Locate every line in the records below that contains the word "轻松的教学环境", and copy each one.

-- BEGIN Material provided --

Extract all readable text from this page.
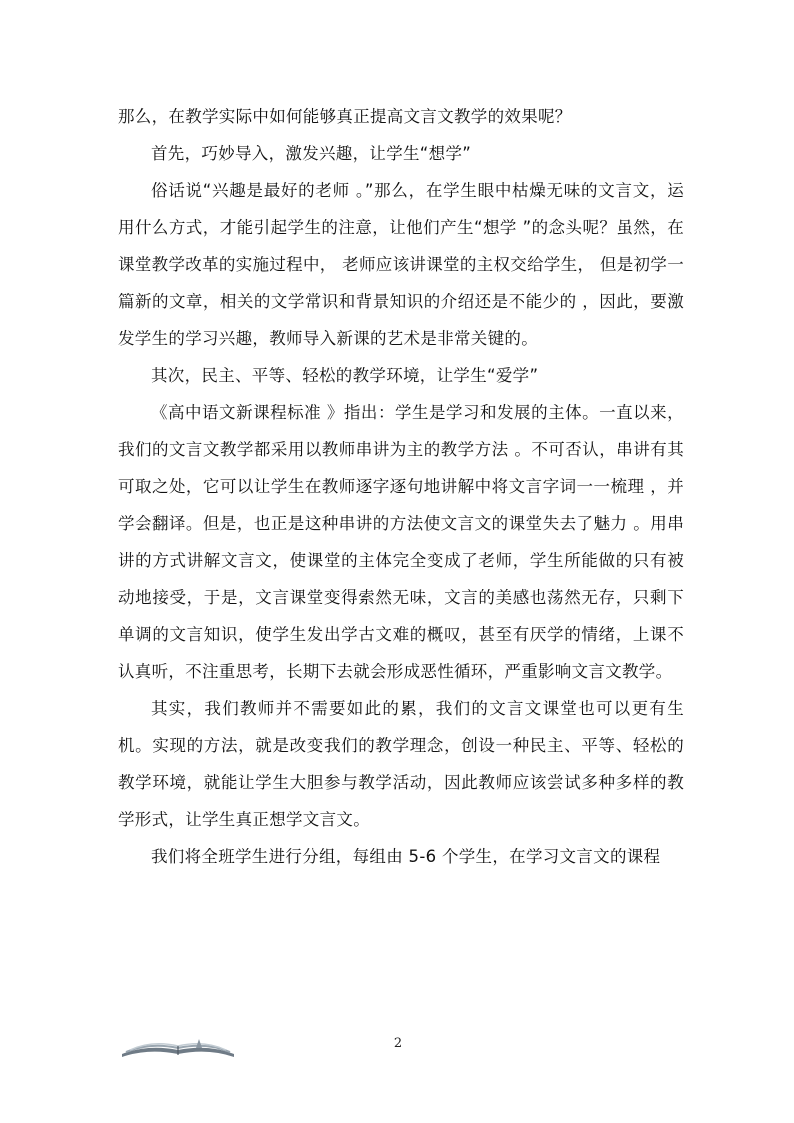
那么，在教学实际中如何能够真正提高文言文教学的效果呢？

首先，巧妙导入，激发兴趣，让学生“想学”

俗话说“兴趣是最好的老师 。”那么，在学生眼中枯燥无味的文言文，运用什么方式，才能引起学生的注意，让他们产生“想学 ”的念头呢？虽然，在课堂教学改革的实施过程中， 老师应该讲课堂的主权交给学生， 但是初学一篇新的文章，相关的文学常识和背景知识的介绍还是不能少的 ，因此，要激发学生的学习兴趣，教师导入新课的艺术是非常关键的。

其次，民主、平等、轻松的教学环境，让学生“爱学”

《高中语文新课程标准 》指出：学生是学习和发展的主体。一直以来，我们的文言文教学都采用以教师串讲为主的教学方法 。不可否认，串讲有其可取之处，它可以让学生在教师逐字逐句地讲解中将文言字词一一梳理 ，并学会翻译。但是，也正是这种串讲的方法使文言文的课堂失去了魅力 。用串讲的方式讲解文言文，使课堂的主体完全变成了老师，学生所能做的只有被动地接受，于是，文言课堂变得索然无味，文言的美感也荡然无存，只剩下单调的文言知识，使学生发出学古文难的概叹，甚至有厌学的情绪，上课不认真听，不注重思考，长期下去就会形成恶性循环，严重影响文言文教学。

其实，我们教师并不需要如此的累，我们的文言文课堂也可以更有生机。实现的方法，就是改变我们的教学理念，创设一种民主、平等、轻松的教学环境，就能让学生大胆参与教学活动，因此教师应该尝试多种多样的教学形式，让学生真正想学文言文。

我们将全班学生进行分组，每组由 5-6 个学生，在学习文言文的课程

2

-- END Material provided --

- **The output**:
其次，民主、平等、轻松的教学环境，让学生“爱学”
其实，我们教师并不需要如此的累，我们的文言文课堂也可以更有生机。实现的方法，就是改变我们的教学理念，创设一种民主、平等、轻松的教学环境，就能让学生大胆参与教学活动，因此教师应该尝试多种多样的教学形式，让学生真正想学文言文。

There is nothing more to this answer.